- [TASK REQUIREMENTS]:
Each record below should be repeated precisely as written.

Data entries
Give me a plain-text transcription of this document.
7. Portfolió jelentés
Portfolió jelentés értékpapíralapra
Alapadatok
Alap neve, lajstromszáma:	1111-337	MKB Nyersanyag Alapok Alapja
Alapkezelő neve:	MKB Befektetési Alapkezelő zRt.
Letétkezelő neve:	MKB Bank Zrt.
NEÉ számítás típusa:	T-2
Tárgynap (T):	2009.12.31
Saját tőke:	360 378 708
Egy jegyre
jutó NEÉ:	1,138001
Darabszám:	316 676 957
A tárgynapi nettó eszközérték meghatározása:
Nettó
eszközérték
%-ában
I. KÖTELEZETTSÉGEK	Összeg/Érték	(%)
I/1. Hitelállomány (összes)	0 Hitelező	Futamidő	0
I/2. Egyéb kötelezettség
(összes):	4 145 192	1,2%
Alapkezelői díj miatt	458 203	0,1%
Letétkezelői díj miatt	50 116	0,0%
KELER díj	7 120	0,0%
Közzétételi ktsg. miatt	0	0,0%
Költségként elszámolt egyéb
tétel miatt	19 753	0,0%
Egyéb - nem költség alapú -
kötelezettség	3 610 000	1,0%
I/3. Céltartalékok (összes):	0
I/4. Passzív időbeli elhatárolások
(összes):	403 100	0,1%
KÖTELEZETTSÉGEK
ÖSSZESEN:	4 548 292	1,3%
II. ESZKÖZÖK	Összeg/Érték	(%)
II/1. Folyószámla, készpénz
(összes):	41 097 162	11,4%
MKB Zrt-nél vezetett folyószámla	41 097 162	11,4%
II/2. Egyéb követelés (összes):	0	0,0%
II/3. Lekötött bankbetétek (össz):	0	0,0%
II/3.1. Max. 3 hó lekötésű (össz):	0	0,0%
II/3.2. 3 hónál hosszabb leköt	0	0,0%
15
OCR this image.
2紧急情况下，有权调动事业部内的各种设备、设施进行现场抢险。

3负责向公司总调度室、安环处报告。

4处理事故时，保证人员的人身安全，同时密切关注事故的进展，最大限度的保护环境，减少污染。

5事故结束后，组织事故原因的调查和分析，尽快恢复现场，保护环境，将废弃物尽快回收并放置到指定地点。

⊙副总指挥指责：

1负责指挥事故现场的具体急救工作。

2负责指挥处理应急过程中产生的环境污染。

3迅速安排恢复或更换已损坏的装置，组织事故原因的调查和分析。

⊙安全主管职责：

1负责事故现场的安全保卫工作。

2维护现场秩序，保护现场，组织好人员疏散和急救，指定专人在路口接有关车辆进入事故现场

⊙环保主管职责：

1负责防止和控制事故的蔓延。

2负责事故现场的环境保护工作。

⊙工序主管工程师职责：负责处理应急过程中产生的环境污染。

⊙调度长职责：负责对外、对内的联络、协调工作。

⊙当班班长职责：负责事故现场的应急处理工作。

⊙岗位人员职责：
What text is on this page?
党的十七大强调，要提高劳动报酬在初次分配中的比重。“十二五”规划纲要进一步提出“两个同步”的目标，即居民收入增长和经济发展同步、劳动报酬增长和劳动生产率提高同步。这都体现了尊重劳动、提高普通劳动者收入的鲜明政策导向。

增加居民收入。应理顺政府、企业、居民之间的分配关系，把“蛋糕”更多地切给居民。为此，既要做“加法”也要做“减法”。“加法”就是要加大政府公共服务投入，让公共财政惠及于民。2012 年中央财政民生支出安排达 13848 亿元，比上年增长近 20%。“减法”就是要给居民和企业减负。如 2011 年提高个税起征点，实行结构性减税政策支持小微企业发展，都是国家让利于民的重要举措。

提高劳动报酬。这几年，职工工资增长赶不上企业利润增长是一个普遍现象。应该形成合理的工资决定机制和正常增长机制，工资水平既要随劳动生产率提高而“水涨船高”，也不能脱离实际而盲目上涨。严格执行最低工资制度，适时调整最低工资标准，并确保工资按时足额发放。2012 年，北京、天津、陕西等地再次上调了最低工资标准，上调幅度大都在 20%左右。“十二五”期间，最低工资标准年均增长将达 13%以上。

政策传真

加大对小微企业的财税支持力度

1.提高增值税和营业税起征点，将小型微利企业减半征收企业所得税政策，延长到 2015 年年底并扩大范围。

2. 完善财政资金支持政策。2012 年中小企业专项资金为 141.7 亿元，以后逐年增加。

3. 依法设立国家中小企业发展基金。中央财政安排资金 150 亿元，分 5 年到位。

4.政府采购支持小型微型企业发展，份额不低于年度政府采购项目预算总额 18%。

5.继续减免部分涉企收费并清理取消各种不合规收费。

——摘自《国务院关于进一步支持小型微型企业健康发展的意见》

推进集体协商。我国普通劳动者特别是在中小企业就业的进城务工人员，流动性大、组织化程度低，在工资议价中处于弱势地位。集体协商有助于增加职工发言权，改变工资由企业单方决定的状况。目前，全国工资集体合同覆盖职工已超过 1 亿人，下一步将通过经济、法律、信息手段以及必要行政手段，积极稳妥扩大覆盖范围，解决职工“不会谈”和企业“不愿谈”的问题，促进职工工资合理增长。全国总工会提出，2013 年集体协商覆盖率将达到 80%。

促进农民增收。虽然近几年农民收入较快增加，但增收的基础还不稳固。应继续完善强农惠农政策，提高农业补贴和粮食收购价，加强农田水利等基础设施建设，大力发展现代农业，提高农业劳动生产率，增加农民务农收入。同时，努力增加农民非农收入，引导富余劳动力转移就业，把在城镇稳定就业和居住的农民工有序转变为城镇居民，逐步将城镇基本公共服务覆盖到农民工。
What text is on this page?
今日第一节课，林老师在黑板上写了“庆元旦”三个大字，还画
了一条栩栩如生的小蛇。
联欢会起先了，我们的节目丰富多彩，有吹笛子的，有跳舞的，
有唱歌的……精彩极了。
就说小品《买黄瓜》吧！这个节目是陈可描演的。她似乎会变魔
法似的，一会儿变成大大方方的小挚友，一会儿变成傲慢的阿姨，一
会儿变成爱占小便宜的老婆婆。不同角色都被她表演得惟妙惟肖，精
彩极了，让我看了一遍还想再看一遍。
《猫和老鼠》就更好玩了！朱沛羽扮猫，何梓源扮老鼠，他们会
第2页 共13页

- [SOLUTION TO THIS PROBLEM]:
Give me a plain-text transcription of this document.
7. Portfolió jelentés
Portfolió jelentés értékpapíralapra
Alapadatok
Alap neve, lajstromszáma:	1111-337	MKB Nyersanyag Alapok Alapja
Alapkezelő neve:	MKB Befektetési Alapkezelő zRt.
Letétkezelő neve:	MKB Bank Zrt.
NEÉ számítás típusa:	T-2
Tárgynap (T):	2009.12.31
Saját tőke:	360 378 708
Egy jegyre
jutó NEÉ:	1,138001
Darabszám:	316 676 957
A tárgynapi nettó eszközérték meghatározása:
Nettó
eszközérték
%-ában
I. KÖTELEZETTSÉGEK	Összeg/Érték	(%)
I/1. Hitelállomány (összes)	0 Hitelező	Futamidő	0
I/2. Egyéb kötelezettség
(összes):	4 145 192	1,2%
Alapkezelői díj miatt	458 203	0,1%
Letétkezelői díj miatt	50 116	0,0%
KELER díj	7 120	0,0%
Közzétételi ktsg. miatt	0	0,0%
Költségként elszámolt egyéb
tétel miatt	19 753	0,0%
Egyéb - nem költség alapú -
kötelezettség	3 610 000	1,0%
I/3. Céltartalékok (összes):	0
I/4. Passzív időbeli elhatárolások
(összes):	403 100	0,1%
KÖTELEZETTSÉGEK
ÖSSZESEN:	4 548 292	1,3%
II. ESZKÖZÖK	Összeg/Érték	(%)
II/1. Folyószámla, készpénz
(összes):	41 097 162	11,4%
MKB Zrt-nél vezetett folyószámla	41 097 162	11,4%
II/2. Egyéb követelés (összes):	0	0,0%
II/3. Lekötött bankbetétek (össz):	0	0,0%
II/3.1. Max. 3 hó lekötésű (össz):	0	0,0%
II/3.2. 3 hónál hosszabb leköt	0	0,0%
15
OCR this image.
2紧急情况下，有权调动事业部内的各种设备、设施进行现场抢险。

3负责向公司总调度室、安环处报告。

4处理事故时，保证人员的人身安全，同时密切关注事故的进展，最大限度的保护环境，减少污染。

5事故结束后，组织事故原因的调查和分析，尽快恢复现场，保护环境，将废弃物尽快回收并放置到指定地点。

⊙副总指挥指责：

1负责指挥事故现场的具体急救工作。

2负责指挥处理应急过程中产生的环境污染。

3迅速安排恢复或更换已损坏的装置，组织事故原因的调查和分析。

⊙安全主管职责：

1负责事故现场的安全保卫工作。

2维护现场秩序，保护现场，组织好人员疏散和急救，指定专人在路口接有关车辆进入事故现场

⊙环保主管职责：

1负责防止和控制事故的蔓延。

2负责事故现场的环境保护工作。

⊙工序主管工程师职责：负责处理应急过程中产生的环境污染。

⊙调度长职责：负责对外、对内的联络、协调工作。

⊙当班班长职责：负责事故现场的应急处理工作。

⊙岗位人员职责：
What text is on this page?
党的十七大强调，要提高劳动报酬在初次分配中的比重。“十二五”规划纲要进一步提出“两个同步”的目标，即居民收入增长和经济发展同步、劳动报酬增长和劳动生产率提高同步。这都体现了尊重劳动、提高普通劳动者收入的鲜明政策导向。

增加居民收入。应理顺政府、企业、居民之间的分配关系，把“蛋糕”更多地切给居民。为此，既要做“加法”也要做“减法”。“加法”就是要加大政府公共服务投入，让公共财政惠及于民。2012 年中央财政民生支出安排达 13848 亿元，比上年增长近 20%。“减法”就是要给居民和企业减负。如 2011 年提高个税起征点，实行结构性减税政策支持小微企业发展，都是国家让利于民的重要举措。

提高劳动报酬。这几年，职工工资增长赶不上企业利润增长是一个普遍现象。应该形成合理的工资决定机制和正常增长机制，工资水平既要随劳动生产率提高而“水涨船高”，也不能脱离实际而盲目上涨。严格执行最低工资制度，适时调整最低工资标准，并确保工资按时足额发放。2012 年，北京、天津、陕西等地再次上调了最低工资标准，上调幅度大都在 20%左右。“十二五”期间，最低工资标准年均增长将达 13%以上。

政策传真

加大对小微企业的财税支持力度

1.提高增值税和营业税起征点，将小型微利企业减半征收企业所得税政策，延长到 2015 年年底并扩大范围。

2. 完善财政资金支持政策。2012 年中小企业专项资金为 141.7 亿元，以后逐年增加。

3. 依法设立国家中小企业发展基金。中央财政安排资金 150 亿元，分 5 年到位。

4.政府采购支持小型微型企业发展，份额不低于年度政府采购项目预算总额 18%。

5.继续减免部分涉企收费并清理取消各种不合规收费。

——摘自《国务院关于进一步支持小型微型企业健康发展的意见》

推进集体协商。我国普通劳动者特别是在中小企业就业的进城务工人员，流动性大、组织化程度低，在工资议价中处于弱势地位。集体协商有助于增加职工发言权，改变工资由企业单方决定的状况。目前，全国工资集体合同覆盖职工已超过 1 亿人，下一步将通过经济、法律、信息手段以及必要行政手段，积极稳妥扩大覆盖范围，解决职工“不会谈”和企业“不愿谈”的问题，促进职工工资合理增长。全国总工会提出，2013 年集体协商覆盖率将达到 80%。

促进农民增收。虽然近几年农民收入较快增加，但增收的基础还不稳固。应继续完善强农惠农政策，提高农业补贴和粮食收购价，加强农田水利等基础设施建设，大力发展现代农业，提高农业劳动生产率，增加农民务农收入。同时，努力增加农民非农收入，引导富余劳动力转移就业，把在城镇稳定就业和居住的农民工有序转变为城镇居民，逐步将城镇基本公共服务覆盖到农民工。
What text is on this page?
今日第一节课，林老师在黑板上写了“庆元旦”三个大字，还画
了一条栩栩如生的小蛇。
联欢会起先了，我们的节目丰富多彩，有吹笛子的，有跳舞的，
有唱歌的……精彩极了。
就说小品《买黄瓜》吧！这个节目是陈可描演的。她似乎会变魔
法似的，一会儿变成大大方方的小挚友，一会儿变成傲慢的阿姨，一
会儿变成爱占小便宜的老婆婆。不同角色都被她表演得惟妙惟肖，精
彩极了，让我看了一遍还想再看一遍。
《猫和老鼠》就更好玩了！朱沛羽扮猫，何梓源扮老鼠，他们会
第2页 共13页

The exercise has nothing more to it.